Your goal —
Return the whole listing exactly as it stands.

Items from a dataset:
## START
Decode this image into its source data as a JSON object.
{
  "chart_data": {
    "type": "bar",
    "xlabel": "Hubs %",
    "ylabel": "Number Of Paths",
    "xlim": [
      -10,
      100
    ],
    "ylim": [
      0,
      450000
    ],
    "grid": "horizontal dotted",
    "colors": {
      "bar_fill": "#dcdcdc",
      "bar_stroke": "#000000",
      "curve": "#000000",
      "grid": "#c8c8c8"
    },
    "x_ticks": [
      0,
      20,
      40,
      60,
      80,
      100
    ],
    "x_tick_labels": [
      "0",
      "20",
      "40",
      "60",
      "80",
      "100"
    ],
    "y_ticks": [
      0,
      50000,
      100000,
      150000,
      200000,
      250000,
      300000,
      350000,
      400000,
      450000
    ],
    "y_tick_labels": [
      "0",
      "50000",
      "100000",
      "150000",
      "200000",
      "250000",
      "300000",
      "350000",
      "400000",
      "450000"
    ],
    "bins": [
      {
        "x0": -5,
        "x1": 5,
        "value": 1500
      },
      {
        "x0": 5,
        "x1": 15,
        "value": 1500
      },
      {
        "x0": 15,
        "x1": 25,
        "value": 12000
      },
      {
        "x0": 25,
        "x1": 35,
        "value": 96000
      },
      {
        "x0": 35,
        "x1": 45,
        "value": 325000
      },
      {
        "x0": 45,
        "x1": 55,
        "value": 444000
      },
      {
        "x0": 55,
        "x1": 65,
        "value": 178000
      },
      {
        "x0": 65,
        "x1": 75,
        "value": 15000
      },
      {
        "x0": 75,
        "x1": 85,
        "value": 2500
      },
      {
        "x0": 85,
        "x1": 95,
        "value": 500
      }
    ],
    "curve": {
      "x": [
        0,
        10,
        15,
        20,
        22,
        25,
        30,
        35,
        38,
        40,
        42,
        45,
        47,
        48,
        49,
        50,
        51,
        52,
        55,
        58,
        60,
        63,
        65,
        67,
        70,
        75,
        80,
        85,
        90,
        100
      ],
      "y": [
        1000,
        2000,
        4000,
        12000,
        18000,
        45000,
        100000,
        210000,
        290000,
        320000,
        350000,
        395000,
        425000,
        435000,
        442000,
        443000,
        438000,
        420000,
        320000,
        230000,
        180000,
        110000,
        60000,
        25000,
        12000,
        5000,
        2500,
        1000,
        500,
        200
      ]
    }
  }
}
## END
Task answer —
Decode this image into its source data as a JSON object.
{
  "chart_data": {
    "type": "bar",
    "xlabel": "Hubs %",
    "ylabel": "Number Of Paths",
    "xlim": [
      -10,
      100
    ],
    "ylim": [
      0,
      450000
    ],
    "grid": "horizontal dotted",
    "colors": {
      "bar_fill": "#dcdcdc",
      "bar_stroke": "#000000",
      "curve": "#000000",
      "grid": "#c8c8c8"
    },
    "x_ticks": [
      0,
      20,
      40,
      60,
      80,
      100
    ],
    "x_tick_labels": [
      "0",
      "20",
      "40",
      "60",
      "80",
      "100"
    ],
    "y_ticks": [
      0,
      50000,
      100000,
      150000,
      200000,
      250000,
      300000,
      350000,
      400000,
      450000
    ],
    "y_tick_labels": [
      "0",
      "50000",
      "100000",
      "150000",
      "200000",
      "250000",
      "300000",
      "350000",
      "400000",
      "450000"
    ],
    "bins": [
      {
        "x0": -5,
        "x1": 5,
        "value": 1500
      },
      {
        "x0": 5,
        "x1": 15,
        "value": 1500
      },
      {
        "x0": 15,
        "x1": 25,
        "value": 12000
      },
      {
        "x0": 25,
        "x1": 35,
        "value": 96000
      },
      {
        "x0": 35,
        "x1": 45,
        "value": 325000
      },
      {
        "x0": 45,
        "x1": 55,
        "value": 444000
      },
      {
        "x0": 55,
        "x1": 65,
        "value": 178000
      },
      {
        "x0": 65,
        "x1": 75,
        "value": 15000
      },
      {
        "x0": 75,
        "x1": 85,
        "value": 2500
      },
      {
        "x0": 85,
        "x1": 95,
        "value": 500
      }
    ],
    "curve": {
      "x": [
        0,
        10,
        15,
        20,
        22,
        25,
        30,
        35,
        38,
        40,
        42,
        45,
        47,
        48,
        49,
        50,
        51,
        52,
        55,
        58,
        60,
        63,
        65,
        67,
        70,
        75,
        80,
        85,
        90,
        100
      ],
      "y": [
        1000,
        2000,
        4000,
        12000,
        18000,
        45000,
        100000,
        210000,
        290000,
        320000,
        350000,
        395000,
        425000,
        435000,
        442000,
        443000,
        438000,
        420000,
        320000,
        230000,
        180000,
        110000,
        60000,
        25000,
        12000,
        5000,
        2500,
        1000,
        500,
        200
      ]
    }
  }
}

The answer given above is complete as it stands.